SHORT TASK: Your task is to count the lines of the entries below that include the word "Food" and to give only the resulting number.
>> Start RECORDS FOR THE TASK
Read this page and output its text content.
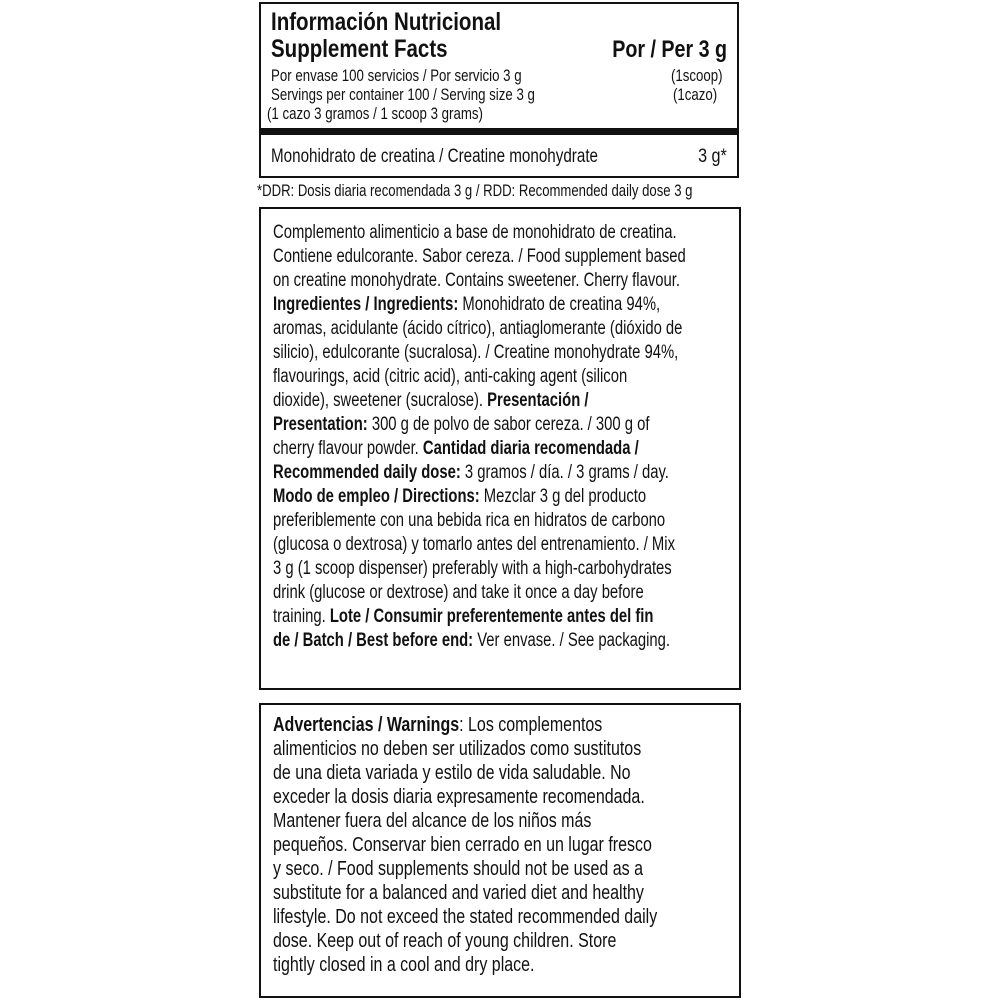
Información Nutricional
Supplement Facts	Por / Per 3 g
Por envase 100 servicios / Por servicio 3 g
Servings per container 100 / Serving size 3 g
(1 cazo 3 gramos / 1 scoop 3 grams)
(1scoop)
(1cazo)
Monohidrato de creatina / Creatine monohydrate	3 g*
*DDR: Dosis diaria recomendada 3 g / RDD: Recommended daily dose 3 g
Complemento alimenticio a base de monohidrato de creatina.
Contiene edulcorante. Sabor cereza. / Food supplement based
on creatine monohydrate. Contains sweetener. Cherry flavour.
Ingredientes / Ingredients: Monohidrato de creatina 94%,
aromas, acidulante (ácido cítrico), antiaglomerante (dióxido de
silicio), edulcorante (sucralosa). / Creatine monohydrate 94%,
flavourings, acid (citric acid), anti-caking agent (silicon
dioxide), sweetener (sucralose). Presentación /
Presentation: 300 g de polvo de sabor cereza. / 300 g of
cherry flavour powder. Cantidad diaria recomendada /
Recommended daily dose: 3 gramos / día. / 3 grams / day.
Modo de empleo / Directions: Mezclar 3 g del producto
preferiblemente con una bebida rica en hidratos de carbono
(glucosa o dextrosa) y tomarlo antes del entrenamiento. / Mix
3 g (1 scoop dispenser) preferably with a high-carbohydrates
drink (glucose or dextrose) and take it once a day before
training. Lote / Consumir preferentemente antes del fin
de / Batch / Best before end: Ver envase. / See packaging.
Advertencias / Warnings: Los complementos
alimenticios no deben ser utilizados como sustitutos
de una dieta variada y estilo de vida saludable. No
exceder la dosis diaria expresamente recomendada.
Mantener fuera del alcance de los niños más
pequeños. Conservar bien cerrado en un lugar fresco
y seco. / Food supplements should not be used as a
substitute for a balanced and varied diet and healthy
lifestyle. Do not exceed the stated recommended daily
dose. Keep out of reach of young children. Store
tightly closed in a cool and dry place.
>> End RECORDS FOR THE TASK
>> Start RECORDS FOR THE TASK
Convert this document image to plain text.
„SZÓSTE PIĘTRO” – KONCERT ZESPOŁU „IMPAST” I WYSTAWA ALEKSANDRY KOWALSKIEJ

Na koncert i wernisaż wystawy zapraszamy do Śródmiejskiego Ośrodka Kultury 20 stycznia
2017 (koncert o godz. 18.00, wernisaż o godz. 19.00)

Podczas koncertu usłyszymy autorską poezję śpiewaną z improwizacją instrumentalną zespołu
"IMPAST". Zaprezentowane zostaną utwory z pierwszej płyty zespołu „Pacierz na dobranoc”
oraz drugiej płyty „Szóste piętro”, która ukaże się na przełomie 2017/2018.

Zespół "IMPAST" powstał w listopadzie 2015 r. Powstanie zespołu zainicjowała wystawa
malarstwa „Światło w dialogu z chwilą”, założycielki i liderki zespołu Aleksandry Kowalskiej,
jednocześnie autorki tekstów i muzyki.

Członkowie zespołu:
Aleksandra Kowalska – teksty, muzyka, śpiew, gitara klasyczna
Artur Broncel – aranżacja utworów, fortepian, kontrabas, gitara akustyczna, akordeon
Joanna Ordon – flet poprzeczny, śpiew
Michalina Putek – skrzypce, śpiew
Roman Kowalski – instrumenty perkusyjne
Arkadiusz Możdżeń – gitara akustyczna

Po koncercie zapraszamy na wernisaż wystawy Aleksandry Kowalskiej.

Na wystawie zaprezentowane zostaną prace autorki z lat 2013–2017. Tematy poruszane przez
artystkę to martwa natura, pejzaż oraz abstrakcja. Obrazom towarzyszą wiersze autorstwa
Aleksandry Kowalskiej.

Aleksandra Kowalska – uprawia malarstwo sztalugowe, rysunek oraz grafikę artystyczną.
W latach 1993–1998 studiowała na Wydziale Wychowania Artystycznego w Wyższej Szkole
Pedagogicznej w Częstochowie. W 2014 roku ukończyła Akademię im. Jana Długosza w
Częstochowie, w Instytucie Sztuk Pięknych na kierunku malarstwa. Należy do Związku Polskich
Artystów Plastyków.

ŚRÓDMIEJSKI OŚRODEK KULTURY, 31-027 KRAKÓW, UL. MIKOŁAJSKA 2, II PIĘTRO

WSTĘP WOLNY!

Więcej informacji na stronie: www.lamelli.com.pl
>> End RECORDS FOR THE TASK
EXERCISE RESPONSE: 2